* START Working data *

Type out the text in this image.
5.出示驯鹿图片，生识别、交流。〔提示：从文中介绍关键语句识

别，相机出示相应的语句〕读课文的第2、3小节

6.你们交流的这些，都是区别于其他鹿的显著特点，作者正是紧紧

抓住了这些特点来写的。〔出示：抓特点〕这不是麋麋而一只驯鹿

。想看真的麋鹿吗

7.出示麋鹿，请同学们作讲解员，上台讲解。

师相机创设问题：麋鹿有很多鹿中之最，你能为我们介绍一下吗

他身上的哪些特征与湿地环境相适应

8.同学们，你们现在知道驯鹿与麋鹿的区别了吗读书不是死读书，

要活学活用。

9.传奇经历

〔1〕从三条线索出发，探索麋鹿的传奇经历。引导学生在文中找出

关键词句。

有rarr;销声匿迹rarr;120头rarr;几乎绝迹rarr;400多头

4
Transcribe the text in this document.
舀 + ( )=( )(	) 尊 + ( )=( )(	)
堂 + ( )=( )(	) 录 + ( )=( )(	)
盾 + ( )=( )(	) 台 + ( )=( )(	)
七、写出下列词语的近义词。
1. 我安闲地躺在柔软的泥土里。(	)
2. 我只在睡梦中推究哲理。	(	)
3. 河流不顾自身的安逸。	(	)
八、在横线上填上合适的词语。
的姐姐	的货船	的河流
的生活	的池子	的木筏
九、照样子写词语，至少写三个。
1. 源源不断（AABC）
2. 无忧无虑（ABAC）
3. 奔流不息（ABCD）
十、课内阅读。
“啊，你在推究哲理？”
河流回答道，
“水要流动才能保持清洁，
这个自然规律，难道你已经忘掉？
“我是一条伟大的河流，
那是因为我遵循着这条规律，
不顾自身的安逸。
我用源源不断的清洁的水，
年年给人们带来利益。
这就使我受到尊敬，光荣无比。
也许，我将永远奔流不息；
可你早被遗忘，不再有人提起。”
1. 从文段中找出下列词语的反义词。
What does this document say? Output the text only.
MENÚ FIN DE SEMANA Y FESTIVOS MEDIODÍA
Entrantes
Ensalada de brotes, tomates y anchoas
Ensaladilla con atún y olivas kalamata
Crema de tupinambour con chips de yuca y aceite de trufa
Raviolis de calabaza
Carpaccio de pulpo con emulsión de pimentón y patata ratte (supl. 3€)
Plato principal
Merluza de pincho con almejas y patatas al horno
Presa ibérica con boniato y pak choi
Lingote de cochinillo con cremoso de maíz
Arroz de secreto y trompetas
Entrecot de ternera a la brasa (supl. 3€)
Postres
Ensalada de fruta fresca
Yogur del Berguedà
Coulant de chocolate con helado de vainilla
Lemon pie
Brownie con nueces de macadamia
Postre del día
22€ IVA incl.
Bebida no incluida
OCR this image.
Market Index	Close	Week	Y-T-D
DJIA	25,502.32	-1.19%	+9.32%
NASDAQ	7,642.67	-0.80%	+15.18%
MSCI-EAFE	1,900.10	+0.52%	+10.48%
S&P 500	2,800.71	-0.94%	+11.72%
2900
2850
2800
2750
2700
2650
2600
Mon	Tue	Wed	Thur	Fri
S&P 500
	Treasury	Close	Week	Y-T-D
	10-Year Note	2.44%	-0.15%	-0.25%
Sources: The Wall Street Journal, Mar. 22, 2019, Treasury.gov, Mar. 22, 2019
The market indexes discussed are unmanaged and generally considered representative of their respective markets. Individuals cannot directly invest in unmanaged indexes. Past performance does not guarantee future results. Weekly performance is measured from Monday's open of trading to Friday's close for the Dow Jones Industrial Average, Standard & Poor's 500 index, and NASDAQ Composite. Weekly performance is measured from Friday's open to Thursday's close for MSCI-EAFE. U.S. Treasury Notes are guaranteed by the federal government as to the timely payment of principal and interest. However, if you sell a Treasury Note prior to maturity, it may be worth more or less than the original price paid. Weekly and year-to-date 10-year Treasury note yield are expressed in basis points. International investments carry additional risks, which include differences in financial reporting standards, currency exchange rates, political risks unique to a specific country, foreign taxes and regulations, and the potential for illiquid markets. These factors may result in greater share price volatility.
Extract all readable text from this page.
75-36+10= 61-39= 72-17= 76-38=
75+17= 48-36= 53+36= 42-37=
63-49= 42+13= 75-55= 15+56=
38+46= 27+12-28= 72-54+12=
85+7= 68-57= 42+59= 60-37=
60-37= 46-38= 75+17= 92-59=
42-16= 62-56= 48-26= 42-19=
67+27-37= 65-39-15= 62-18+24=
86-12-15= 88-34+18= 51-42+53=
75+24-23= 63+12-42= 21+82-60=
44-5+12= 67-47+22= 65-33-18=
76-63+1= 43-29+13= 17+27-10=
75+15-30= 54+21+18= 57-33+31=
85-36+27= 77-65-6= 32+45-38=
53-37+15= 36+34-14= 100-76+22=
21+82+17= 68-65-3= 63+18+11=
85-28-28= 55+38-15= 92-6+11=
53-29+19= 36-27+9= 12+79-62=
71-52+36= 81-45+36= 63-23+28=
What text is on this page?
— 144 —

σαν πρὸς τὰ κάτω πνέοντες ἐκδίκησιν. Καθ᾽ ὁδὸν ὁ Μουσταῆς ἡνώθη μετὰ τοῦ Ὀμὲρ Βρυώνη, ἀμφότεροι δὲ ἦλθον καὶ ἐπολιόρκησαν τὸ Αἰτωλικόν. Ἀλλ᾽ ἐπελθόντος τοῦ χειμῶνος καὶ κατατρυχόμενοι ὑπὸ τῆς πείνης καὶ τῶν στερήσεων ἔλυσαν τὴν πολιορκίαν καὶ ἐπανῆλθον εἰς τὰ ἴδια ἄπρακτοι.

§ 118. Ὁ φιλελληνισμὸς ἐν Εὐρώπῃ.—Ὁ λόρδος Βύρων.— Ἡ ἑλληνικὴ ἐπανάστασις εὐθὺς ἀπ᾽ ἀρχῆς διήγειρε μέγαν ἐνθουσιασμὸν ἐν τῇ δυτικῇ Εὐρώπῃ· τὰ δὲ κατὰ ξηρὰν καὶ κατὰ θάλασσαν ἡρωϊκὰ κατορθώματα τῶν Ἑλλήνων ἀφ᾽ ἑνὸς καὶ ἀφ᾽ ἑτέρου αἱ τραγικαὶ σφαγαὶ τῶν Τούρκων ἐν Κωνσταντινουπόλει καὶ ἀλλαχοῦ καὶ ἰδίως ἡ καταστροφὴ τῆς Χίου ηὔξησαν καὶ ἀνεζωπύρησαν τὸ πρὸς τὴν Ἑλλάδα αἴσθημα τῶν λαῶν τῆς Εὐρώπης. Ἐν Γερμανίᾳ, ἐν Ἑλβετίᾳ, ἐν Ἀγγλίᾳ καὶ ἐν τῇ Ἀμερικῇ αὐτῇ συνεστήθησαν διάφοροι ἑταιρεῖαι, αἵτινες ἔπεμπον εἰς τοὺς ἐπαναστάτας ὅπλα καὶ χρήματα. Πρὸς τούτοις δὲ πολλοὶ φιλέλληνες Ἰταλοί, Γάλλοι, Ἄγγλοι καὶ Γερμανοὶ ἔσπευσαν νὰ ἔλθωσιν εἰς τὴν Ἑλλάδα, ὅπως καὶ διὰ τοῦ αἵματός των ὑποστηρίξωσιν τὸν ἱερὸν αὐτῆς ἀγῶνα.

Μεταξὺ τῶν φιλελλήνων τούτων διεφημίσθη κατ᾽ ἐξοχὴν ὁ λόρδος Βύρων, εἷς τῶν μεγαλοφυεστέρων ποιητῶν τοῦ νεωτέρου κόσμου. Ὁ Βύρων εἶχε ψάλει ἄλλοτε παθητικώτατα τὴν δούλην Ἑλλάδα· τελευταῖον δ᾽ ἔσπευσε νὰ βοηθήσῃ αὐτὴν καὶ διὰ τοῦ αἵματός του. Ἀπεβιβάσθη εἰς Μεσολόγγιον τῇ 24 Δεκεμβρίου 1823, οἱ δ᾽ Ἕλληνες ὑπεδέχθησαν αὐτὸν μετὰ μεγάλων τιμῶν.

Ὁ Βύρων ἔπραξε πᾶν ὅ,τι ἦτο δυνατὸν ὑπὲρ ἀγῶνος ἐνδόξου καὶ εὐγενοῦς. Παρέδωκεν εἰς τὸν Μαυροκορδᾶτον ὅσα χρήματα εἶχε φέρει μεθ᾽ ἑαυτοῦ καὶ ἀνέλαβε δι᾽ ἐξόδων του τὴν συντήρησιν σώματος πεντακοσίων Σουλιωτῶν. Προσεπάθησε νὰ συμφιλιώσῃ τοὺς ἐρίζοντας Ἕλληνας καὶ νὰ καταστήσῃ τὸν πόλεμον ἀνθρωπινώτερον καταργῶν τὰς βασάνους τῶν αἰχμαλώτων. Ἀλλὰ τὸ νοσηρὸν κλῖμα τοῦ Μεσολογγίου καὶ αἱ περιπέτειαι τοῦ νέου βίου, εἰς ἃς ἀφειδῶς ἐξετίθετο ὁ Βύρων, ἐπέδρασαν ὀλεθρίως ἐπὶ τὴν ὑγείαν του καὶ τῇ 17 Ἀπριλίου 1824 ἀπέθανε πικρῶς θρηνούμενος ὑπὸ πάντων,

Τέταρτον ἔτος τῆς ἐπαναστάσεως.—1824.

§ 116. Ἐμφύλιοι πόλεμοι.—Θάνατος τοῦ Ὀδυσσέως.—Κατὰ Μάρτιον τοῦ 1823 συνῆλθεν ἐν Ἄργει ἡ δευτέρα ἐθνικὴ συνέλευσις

* END Working data *

◆ The problem ◆
Identify each line holding the string "document", and copy it out.

◆ Output below ◆
Transcribe the text in this document.
What does this document say? Output the text only.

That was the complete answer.